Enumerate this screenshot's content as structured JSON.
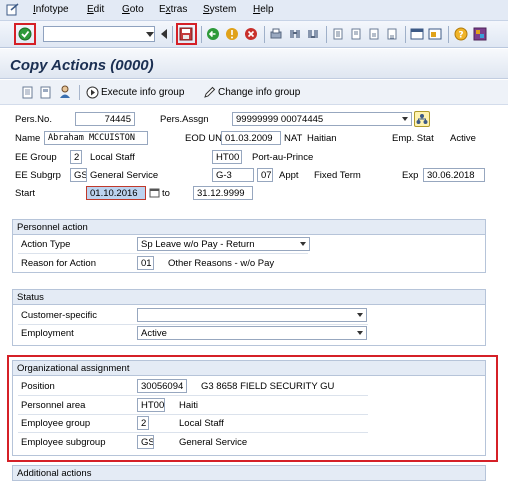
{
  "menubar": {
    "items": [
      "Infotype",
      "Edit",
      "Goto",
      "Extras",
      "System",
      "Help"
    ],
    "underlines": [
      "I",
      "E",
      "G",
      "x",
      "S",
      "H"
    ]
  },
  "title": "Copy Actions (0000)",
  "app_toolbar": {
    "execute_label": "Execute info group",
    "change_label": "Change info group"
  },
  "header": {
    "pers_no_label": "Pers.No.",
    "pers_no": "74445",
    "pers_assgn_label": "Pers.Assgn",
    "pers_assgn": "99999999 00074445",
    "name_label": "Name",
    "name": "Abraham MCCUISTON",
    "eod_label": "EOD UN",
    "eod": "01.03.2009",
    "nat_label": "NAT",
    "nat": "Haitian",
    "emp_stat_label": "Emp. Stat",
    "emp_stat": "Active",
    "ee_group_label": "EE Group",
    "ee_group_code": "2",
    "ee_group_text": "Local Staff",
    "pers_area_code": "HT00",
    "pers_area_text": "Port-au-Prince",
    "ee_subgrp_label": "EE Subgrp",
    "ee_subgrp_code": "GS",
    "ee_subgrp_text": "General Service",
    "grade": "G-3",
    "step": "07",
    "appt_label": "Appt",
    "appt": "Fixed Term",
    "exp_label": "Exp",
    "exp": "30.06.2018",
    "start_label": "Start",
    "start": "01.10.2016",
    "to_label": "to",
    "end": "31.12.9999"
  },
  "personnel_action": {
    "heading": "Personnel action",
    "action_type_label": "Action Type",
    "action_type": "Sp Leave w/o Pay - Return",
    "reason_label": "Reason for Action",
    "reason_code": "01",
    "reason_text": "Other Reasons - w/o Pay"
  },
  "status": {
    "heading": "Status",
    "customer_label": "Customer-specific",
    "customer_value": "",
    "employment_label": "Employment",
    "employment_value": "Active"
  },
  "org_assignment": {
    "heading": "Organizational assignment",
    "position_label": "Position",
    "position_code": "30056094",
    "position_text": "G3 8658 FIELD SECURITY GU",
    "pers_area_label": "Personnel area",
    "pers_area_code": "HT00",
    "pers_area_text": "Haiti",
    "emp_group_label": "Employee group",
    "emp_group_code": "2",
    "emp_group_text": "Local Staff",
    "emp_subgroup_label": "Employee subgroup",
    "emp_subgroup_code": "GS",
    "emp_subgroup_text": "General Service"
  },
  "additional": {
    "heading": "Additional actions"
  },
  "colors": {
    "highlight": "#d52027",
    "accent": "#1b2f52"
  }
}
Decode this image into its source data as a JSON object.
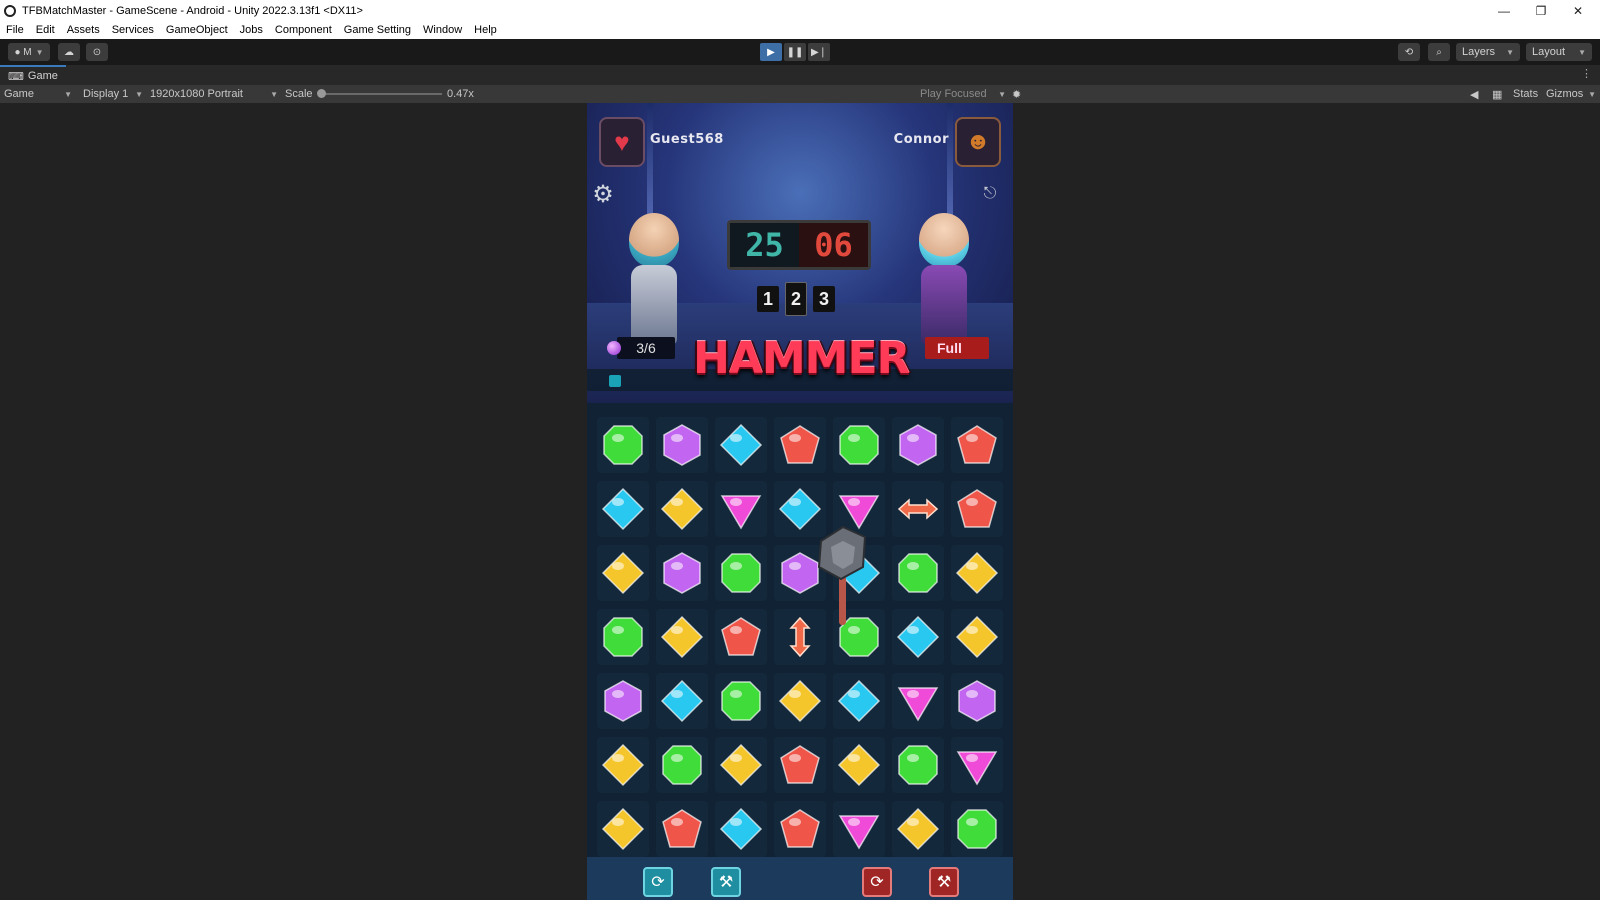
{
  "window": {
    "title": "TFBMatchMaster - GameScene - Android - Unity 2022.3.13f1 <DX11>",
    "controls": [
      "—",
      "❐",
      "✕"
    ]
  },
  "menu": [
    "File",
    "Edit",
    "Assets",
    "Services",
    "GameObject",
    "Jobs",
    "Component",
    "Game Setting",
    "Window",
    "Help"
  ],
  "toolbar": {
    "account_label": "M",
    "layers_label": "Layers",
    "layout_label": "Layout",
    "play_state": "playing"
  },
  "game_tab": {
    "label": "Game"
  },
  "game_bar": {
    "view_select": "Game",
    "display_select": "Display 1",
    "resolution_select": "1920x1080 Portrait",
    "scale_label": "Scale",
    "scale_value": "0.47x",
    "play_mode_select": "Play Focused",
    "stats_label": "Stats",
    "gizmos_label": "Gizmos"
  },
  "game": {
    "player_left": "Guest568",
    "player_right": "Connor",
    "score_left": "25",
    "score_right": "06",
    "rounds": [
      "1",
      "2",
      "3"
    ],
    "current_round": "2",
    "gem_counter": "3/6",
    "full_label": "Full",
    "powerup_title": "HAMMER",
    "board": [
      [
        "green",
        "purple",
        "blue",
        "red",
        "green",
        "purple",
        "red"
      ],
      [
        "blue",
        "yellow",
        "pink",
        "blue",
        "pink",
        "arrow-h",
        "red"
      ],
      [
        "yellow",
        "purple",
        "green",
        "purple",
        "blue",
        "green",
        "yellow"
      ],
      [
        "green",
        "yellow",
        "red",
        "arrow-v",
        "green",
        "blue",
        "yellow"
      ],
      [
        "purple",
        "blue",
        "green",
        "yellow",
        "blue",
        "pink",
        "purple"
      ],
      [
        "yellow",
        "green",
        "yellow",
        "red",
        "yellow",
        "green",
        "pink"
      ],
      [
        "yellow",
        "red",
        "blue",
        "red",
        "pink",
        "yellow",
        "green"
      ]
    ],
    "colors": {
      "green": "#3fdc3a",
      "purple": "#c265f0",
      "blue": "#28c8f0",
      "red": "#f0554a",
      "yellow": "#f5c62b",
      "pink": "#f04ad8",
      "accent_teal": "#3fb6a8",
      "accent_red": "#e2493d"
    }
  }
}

==============================

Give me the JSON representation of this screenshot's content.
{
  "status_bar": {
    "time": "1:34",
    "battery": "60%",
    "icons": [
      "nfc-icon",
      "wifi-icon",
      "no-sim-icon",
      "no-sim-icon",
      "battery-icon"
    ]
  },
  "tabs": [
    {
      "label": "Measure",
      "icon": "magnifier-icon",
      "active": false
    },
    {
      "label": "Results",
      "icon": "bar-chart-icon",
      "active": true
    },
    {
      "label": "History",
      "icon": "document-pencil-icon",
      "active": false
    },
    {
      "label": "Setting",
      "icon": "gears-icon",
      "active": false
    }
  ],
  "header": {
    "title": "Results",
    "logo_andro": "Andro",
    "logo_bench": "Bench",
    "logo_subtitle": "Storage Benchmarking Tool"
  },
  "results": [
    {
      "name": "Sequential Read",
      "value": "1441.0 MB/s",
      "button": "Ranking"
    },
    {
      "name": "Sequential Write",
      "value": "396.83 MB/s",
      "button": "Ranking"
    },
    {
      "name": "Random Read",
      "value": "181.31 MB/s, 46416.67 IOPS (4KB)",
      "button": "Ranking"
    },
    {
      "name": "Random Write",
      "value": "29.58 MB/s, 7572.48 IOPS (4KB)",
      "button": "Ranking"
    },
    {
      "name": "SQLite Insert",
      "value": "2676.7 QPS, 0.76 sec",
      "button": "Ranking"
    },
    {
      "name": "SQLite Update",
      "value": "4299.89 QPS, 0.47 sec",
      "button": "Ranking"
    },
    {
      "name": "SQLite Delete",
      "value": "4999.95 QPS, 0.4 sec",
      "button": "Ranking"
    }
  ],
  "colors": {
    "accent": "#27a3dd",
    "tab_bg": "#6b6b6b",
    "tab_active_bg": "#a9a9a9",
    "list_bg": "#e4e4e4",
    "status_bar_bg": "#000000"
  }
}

==============================

Lines containing the word "this" must all be returned from the material above.

→ Problem solution
Enumerate this screenshot's content as structured JSON.
Decode this image into its source data as a JSON object.
Give me the JSON representation of this screenshot's content.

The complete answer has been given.